*Stated exercise*:
Reproduce word for word the entries from the line containing "form-row-expire-time: 失效时间 xyxy=(12,193,624,227)" down to the line containing "watermark-text: 公众号 ·", both ends included.

*Records for this task*:

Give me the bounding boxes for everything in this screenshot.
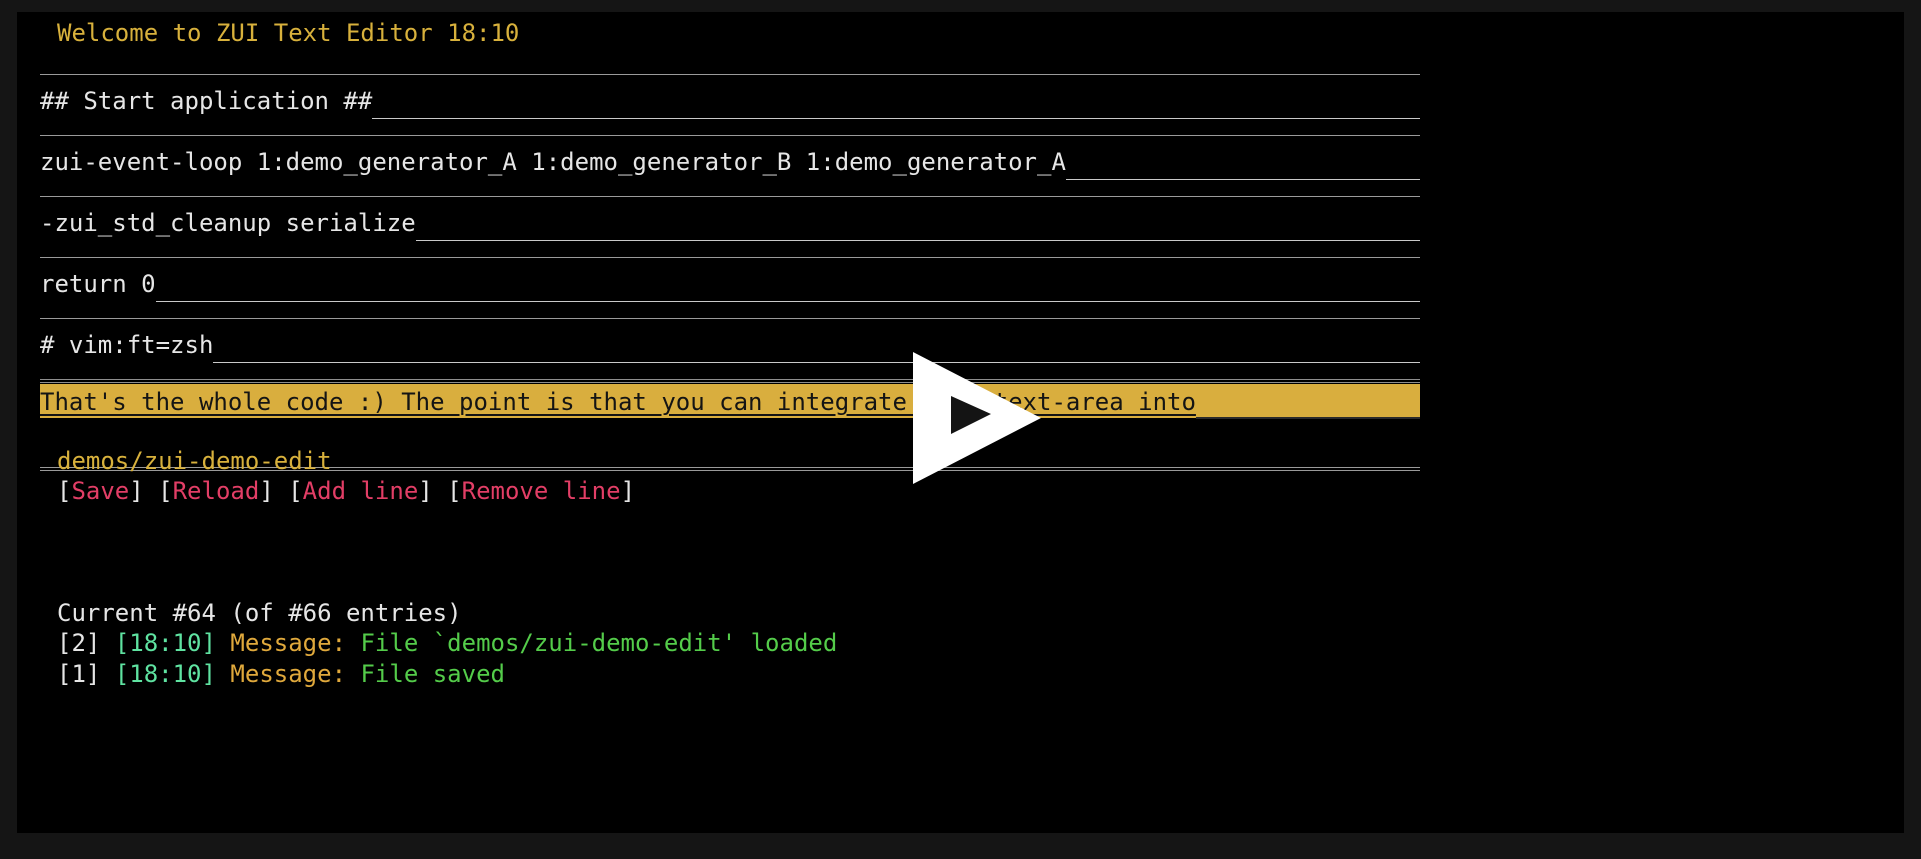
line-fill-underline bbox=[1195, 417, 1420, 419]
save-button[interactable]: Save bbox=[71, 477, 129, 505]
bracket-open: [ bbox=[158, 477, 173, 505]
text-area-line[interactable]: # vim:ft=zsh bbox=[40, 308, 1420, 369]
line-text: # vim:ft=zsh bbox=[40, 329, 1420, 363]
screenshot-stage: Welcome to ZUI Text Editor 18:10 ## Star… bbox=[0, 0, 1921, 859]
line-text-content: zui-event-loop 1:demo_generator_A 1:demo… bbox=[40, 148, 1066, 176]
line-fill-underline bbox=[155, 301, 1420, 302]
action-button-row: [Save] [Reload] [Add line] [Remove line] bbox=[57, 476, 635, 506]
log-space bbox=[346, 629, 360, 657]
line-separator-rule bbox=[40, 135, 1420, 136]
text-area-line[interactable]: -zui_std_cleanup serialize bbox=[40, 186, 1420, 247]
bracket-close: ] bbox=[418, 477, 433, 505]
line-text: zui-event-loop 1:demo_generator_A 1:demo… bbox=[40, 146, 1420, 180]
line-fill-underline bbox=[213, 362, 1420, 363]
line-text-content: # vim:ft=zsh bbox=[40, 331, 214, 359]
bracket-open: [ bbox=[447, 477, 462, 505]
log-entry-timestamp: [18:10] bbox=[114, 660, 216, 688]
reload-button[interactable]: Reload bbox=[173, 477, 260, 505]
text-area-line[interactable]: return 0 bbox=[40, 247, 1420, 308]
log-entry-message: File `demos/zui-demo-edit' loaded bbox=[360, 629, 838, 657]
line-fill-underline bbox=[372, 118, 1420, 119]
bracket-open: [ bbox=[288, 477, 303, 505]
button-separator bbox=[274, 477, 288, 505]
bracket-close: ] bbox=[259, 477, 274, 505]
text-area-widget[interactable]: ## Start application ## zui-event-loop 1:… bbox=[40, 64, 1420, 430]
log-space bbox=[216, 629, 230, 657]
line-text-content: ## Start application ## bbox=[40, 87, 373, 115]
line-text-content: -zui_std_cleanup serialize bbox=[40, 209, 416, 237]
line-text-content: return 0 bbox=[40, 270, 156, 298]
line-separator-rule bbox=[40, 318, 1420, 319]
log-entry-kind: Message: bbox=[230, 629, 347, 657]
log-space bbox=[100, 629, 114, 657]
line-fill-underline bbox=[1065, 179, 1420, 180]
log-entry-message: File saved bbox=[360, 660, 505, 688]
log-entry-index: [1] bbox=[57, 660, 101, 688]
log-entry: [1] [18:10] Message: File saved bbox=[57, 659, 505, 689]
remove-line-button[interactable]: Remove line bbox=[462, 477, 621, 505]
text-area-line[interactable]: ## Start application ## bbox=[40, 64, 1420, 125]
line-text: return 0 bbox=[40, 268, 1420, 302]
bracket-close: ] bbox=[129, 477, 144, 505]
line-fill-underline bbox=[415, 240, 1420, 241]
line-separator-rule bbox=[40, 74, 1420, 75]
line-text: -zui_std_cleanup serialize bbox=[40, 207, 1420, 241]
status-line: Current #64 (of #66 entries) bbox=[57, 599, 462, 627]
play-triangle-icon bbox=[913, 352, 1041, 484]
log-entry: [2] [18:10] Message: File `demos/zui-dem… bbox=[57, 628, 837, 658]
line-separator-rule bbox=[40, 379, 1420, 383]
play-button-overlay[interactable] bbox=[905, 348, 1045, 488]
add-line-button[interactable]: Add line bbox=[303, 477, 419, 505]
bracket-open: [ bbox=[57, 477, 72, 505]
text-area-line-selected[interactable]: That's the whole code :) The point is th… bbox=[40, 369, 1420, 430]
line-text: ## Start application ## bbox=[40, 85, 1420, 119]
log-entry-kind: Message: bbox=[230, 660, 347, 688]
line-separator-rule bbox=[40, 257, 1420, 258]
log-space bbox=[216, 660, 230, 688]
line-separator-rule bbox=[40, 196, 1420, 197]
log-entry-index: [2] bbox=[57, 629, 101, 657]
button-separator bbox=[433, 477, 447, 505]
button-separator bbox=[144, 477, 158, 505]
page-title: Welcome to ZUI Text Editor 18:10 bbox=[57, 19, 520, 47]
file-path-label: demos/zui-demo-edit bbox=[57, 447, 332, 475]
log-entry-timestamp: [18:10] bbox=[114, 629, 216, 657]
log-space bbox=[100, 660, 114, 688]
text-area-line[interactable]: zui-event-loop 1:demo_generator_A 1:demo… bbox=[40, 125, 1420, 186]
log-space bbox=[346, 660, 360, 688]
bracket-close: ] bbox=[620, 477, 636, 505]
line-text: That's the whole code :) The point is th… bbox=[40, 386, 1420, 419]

---

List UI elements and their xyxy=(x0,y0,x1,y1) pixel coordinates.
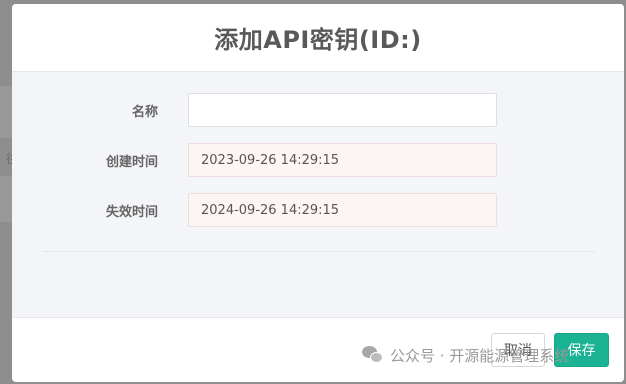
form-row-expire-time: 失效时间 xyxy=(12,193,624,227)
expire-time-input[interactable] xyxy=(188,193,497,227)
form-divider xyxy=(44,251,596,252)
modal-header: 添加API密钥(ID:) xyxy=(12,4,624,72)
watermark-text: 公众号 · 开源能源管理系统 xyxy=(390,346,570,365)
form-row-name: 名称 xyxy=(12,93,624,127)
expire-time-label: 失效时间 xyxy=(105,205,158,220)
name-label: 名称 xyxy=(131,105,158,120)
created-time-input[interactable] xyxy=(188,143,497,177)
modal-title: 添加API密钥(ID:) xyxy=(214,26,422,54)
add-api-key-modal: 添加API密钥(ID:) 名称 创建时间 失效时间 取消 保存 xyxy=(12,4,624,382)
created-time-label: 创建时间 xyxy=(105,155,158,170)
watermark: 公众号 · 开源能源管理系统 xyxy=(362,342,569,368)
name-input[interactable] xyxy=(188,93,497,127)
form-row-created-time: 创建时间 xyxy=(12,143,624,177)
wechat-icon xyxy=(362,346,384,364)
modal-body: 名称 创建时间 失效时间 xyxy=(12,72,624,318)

*Task result*:
form-row-expire-time: 失效时间 xyxy=(12,193,624,227)
expire-time-input[interactable] xyxy=(188,193,497,227)
form-divider xyxy=(44,251,596,252)
modal-header: 添加API密钥(ID:) xyxy=(12,4,624,72)
watermark-text: 公众号 · 开源能源管理系统 xyxy=(390,346,570,365)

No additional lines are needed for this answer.